- [LISTING]:
•••••

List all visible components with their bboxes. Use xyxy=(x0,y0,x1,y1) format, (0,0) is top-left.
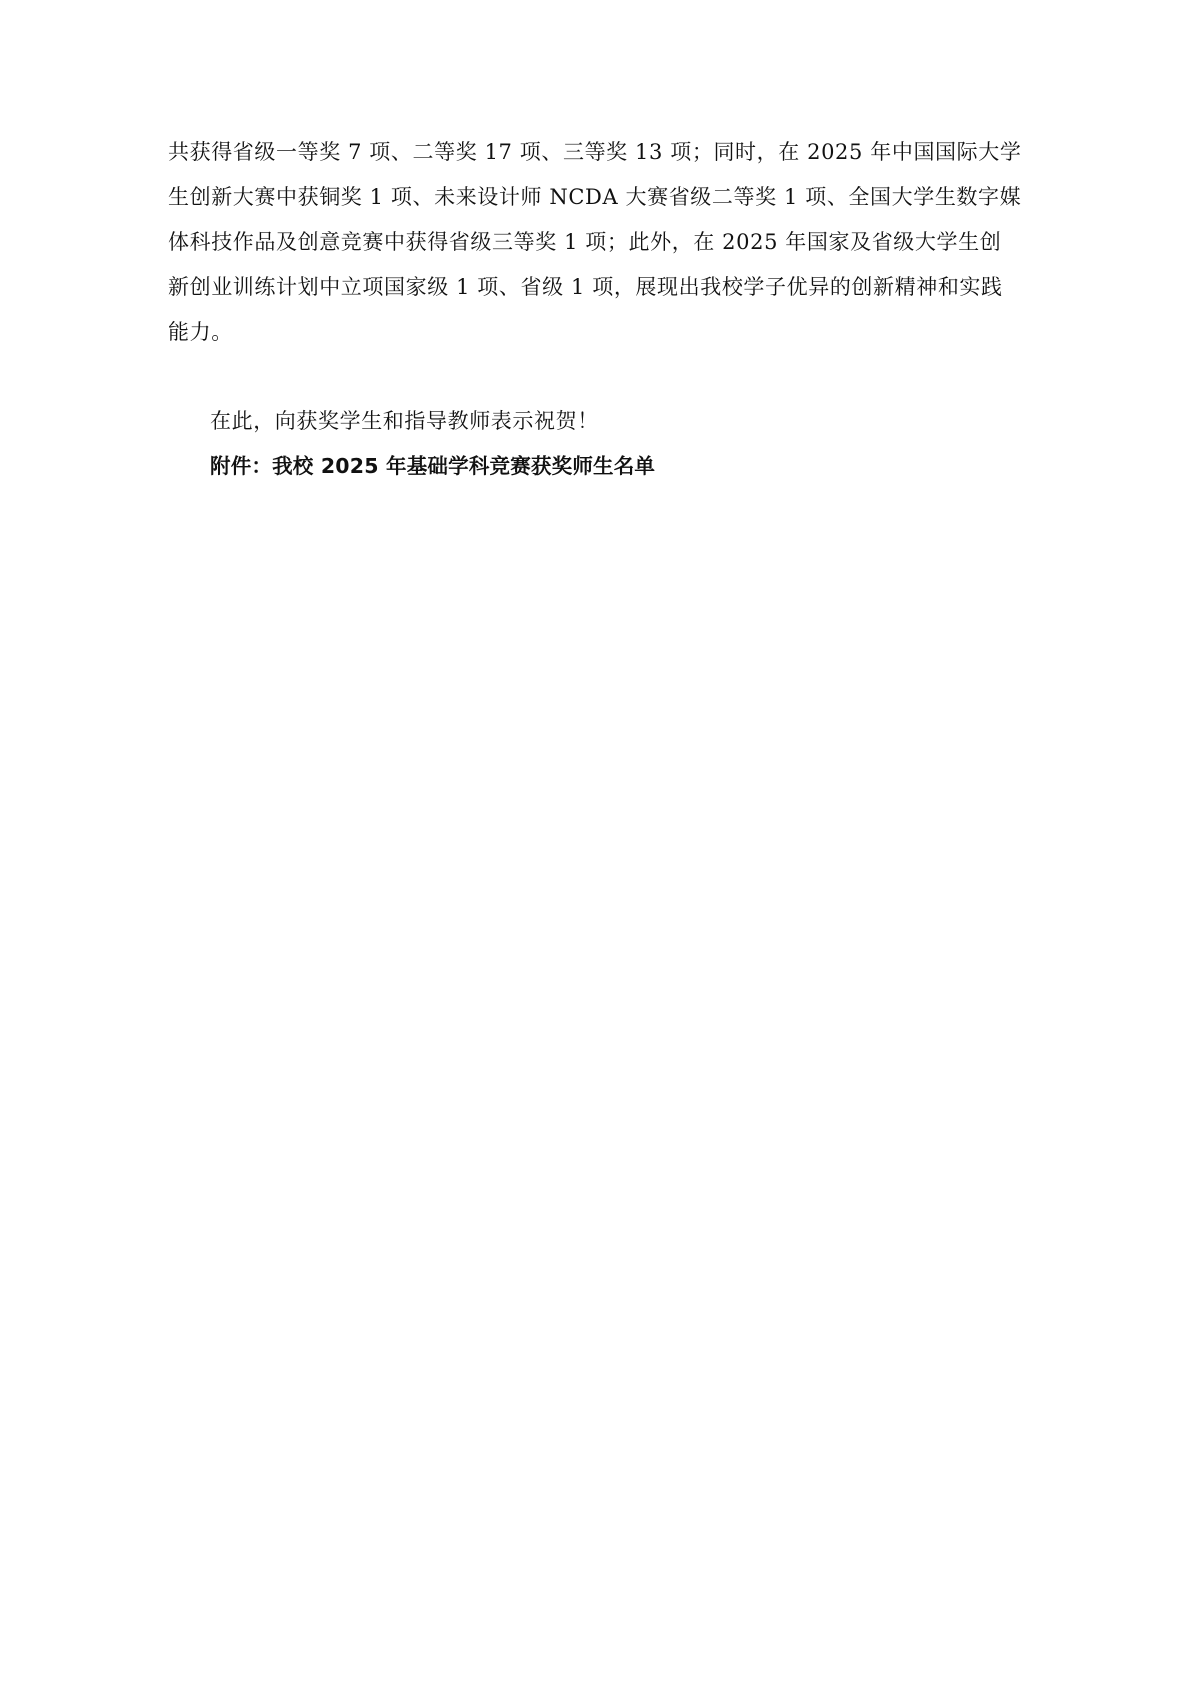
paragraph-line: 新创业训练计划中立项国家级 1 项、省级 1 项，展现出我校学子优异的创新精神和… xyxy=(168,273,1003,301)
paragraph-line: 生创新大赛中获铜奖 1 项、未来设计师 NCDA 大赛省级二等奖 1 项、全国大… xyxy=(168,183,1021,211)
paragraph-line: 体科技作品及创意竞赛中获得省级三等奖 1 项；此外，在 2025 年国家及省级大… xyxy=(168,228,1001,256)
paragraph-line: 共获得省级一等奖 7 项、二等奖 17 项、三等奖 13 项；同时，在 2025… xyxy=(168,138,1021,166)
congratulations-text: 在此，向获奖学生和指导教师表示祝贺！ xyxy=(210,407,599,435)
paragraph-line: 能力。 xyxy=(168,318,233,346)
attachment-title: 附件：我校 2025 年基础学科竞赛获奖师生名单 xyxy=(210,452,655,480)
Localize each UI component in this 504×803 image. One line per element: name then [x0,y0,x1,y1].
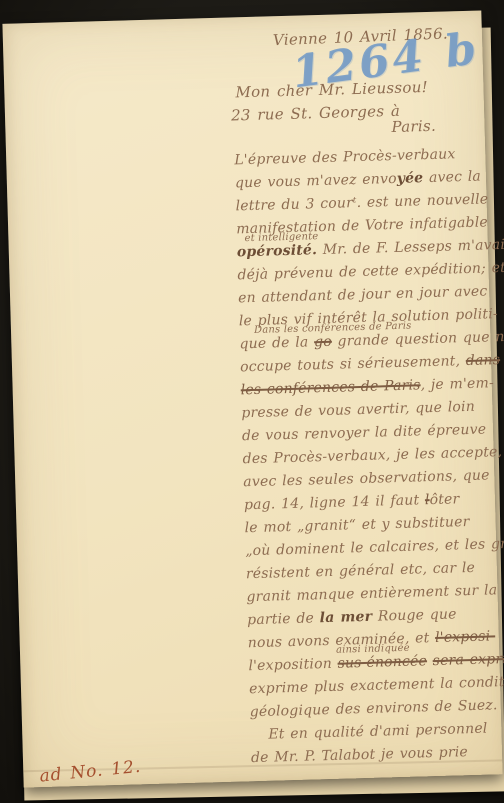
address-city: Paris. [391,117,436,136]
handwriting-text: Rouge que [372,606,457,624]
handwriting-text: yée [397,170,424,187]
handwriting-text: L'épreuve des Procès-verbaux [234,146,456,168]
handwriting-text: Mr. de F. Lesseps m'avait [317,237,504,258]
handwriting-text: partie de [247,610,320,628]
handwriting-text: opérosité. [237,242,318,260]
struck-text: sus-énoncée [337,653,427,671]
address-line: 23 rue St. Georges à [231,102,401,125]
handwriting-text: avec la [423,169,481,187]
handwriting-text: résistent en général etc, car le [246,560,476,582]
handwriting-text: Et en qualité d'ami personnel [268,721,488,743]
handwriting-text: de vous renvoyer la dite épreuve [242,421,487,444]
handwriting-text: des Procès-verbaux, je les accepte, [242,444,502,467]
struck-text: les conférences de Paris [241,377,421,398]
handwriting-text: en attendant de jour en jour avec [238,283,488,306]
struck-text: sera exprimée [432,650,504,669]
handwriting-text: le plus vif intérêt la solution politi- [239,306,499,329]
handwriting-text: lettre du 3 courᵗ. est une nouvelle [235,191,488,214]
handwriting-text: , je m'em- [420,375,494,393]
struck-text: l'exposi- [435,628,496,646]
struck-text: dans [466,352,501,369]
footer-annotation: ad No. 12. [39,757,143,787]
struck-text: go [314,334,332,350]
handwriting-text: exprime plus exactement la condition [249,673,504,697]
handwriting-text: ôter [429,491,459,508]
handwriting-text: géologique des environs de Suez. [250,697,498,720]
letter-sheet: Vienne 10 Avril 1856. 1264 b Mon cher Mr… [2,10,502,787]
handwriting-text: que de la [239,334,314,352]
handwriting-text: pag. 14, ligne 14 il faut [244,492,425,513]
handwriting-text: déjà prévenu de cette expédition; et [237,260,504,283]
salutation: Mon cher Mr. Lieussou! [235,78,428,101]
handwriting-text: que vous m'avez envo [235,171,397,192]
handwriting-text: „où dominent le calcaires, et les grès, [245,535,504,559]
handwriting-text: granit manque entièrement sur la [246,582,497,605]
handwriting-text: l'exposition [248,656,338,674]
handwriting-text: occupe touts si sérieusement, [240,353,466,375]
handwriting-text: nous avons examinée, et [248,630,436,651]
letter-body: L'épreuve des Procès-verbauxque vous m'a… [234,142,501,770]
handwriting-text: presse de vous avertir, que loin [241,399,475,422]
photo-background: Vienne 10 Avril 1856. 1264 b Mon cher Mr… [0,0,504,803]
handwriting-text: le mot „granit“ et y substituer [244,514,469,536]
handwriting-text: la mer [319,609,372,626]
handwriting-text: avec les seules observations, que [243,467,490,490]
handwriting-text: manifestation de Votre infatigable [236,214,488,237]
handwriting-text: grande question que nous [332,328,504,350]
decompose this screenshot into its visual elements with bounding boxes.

•••••

- [DIRECTIONS]: Rewrite all of the material above as a numbered list with one line per item. Skip any blank lines and leave the pictures out.

- [SOLUTION TO THIS PROBLEM]:
1. List all visible components with their bboxes. Use xyxy=(x0,y0,x1,y1) format, (0,0) is top-left.
2. paragraph-line: 新创业训练计划中立项国家级 1 项、省级 1 项，展现出我校学子优异的创新精神和… xyxy=(168,273,1003,301)
3. paragraph-line: 生创新大赛中获铜奖 1 项、未来设计师 NCDA 大赛省级二等奖 1 项、全国大… xyxy=(168,183,1021,211)
4. paragraph-line: 体科技作品及创意竞赛中获得省级三等奖 1 项；此外，在 2025 年国家及省级大… xyxy=(168,228,1001,256)
5. paragraph-line: 共获得省级一等奖 7 项、二等奖 17 项、三等奖 13 项；同时，在 2025… xyxy=(168,138,1021,166)
6. congratulations-text: 在此，向获奖学生和指导教师表示祝贺！ xyxy=(210,407,599,435)
7. paragraph-line: 能力。 xyxy=(168,318,233,346)
8. attachment-title: 附件：我校 2025 年基础学科竞赛获奖师生名单 xyxy=(210,452,655,480)
9. Localize each UI component in this 504×803 image. One line per element: name then [x0,y0,x1,y1].
10. address-city: Paris. [391,117,436,136]
11. handwriting-text: Rouge que [372,606,457,624]
12. handwriting-text: yée [397,170,424,187]
13. handwriting-text: L'épreuve des Procès-verbaux [234,146,456,168]
14. handwriting-text: Mr. de F. Lesseps m'avait [317,237,504,258]
15. handwriting-text: partie de [247,610,320,628]
16. handwriting-text: opérosité. [237,242,318,260]
17. struck-text: sus-énoncée [337,653,427,671]
18. address-line: 23 rue St. Georges à [231,102,401,125]
19. handwriting-text: avec la [423,169,481,187]
20. handwriting-text: résistent en général etc, car le [246,560,476,582]
21. handwriting-text: Et en qualité d'ami personnel [268,721,488,743]
22. handwriting-text: de vous renvoyer la dite épreuve [242,421,487,444]
23. handwriting-text: des Procès-verbaux, je les accepte, [242,444,502,467]
24. struck-text: les conférences de Paris [241,377,421,398]
25. handwriting-text: en attendant de jour en jour avec [238,283,488,306]
26. struck-text: sera exprimée [432,650,504,669]
27. handwriting-text: le plus vif intérêt la solution politi- [239,306,499,329]
28. handwriting-text: lettre du 3 courᵗ. est une nouvelle [235,191,488,214]
29. handwriting-text: , je m'em- [420,375,494,393]
30. struck-text: l'exposi- [435,628,496,646]
31. struck-text: dans [466,352,501,369]
32. footer-annotation: ad No. 12. [39,757,143,787]
33. struck-text: go [314,334,332,350]
34. handwriting-text: exprime plus exactement la condition [249,673,504,697]
35. handwriting-text: ôter [429,491,459,508]
36. handwriting-text: géologique des environs de Suez. [250,697,498,720]
37. letter-sheet: Vienne 10 Avril 1856. 1264 b Mon cher Mr… [2,10,502,787]
38. handwriting-text: que de la [239,334,314,352]
39. handwriting-text: pag. 14, ligne 14 il faut [244,492,425,513]
40. handwriting-text: déjà prévenu de cette expédition; et [237,260,504,283]
41. salutation: Mon cher Mr. Lieussou! [235,78,428,101]
42. handwriting-text: que vous m'avez envo [235,171,397,192]
43. handwriting-text: „où dominent le calcaires, et les grès, [245,535,504,559]
44. handwriting-text: granit manque entièrement sur la [246,582,497,605]
45. handwriting-text: l'exposition [248,656,338,674]
46. handwriting-text: occupe touts si sérieusement, [240,353,466,375]
47. handwriting-text: nous avons examinée, et [248,630,436,651]
48. letter-body: L'épreuve des Procès-verbauxque vous m'a… [234,142,501,770]
49. handwriting-text: presse de vous avertir, que loin [241,399,475,422]
50. photo-background: Vienne 10 Avril 1856. 1264 b Mon cher Mr… [0,0,504,803]
51. handwriting-text: le mot „granit“ et y substituer [244,514,469,536]
52. handwriting-text: la mer [319,609,372,626]
53. handwriting-text: avec les seules observations, que [243,467,490,490]
54. handwriting-text: manifestation de Votre infatigable [236,214,488,237]
55. handwriting-text: grande question que nous [332,328,504,350]
56. decompose this screenshot into its visual elements with bounding boxes.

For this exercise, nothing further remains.